Stored dataset items:
** begin **

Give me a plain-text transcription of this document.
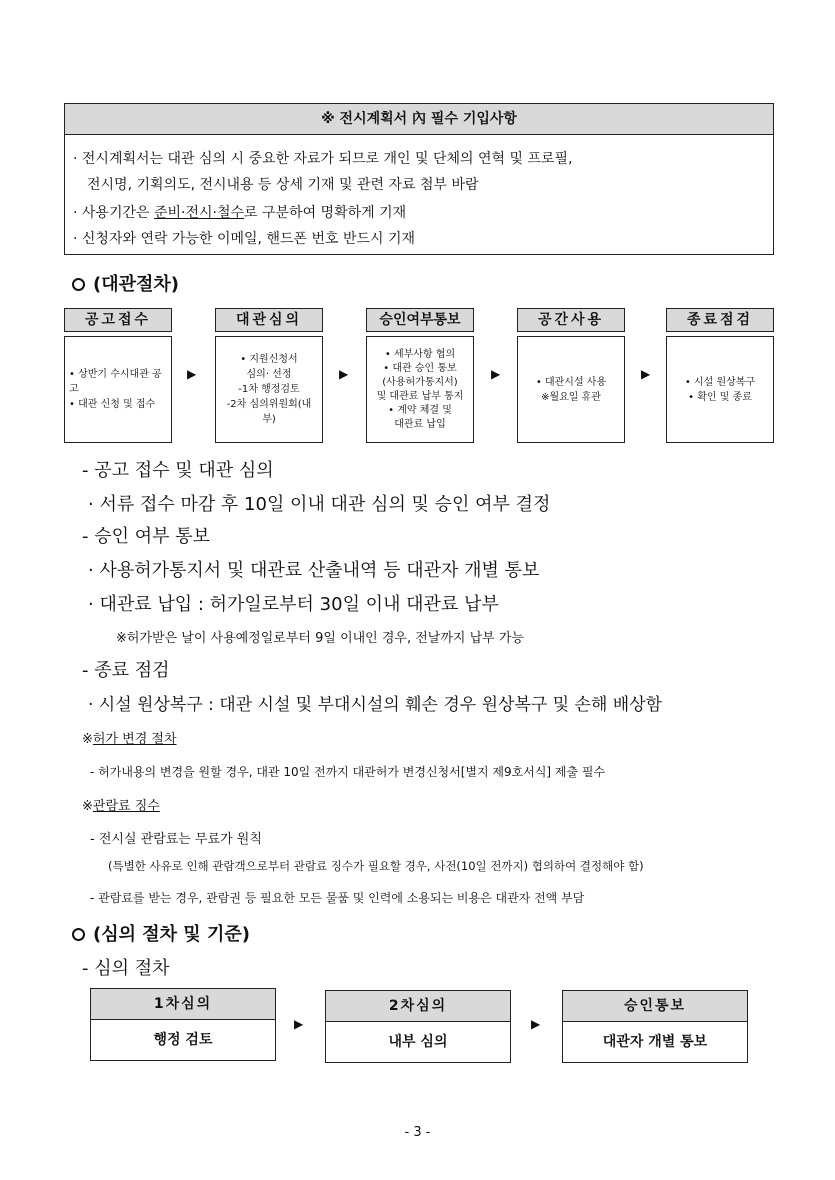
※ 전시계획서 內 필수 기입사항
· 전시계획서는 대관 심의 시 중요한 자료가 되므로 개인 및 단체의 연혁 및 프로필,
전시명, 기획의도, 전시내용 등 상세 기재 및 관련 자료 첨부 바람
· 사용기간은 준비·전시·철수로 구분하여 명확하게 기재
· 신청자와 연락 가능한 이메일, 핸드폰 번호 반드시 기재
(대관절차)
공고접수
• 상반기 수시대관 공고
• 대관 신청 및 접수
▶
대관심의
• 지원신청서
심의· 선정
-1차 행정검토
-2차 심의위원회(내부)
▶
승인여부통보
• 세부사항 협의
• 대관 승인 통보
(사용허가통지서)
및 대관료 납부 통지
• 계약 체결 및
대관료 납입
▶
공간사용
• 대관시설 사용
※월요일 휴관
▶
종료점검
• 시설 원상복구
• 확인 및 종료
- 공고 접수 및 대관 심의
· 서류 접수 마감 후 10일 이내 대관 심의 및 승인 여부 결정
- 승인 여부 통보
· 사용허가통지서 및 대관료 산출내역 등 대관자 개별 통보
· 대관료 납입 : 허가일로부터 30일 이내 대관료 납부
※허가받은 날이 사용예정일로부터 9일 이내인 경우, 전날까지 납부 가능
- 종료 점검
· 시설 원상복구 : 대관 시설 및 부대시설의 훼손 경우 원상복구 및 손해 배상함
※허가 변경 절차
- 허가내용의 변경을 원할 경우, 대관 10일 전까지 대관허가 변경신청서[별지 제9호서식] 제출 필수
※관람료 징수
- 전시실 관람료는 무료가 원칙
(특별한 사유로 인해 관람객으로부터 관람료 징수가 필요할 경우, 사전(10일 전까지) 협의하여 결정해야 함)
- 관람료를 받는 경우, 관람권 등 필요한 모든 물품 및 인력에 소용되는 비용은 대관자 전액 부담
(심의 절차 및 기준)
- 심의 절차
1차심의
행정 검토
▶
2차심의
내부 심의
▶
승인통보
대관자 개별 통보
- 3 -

** end **

- **WHAT YOU NEED TO DO**: Every line of the listing that holds "사용허가통지서" is to be counted; give only the resulting number.

- **SOLUTION TO THE PROBLEM**: 2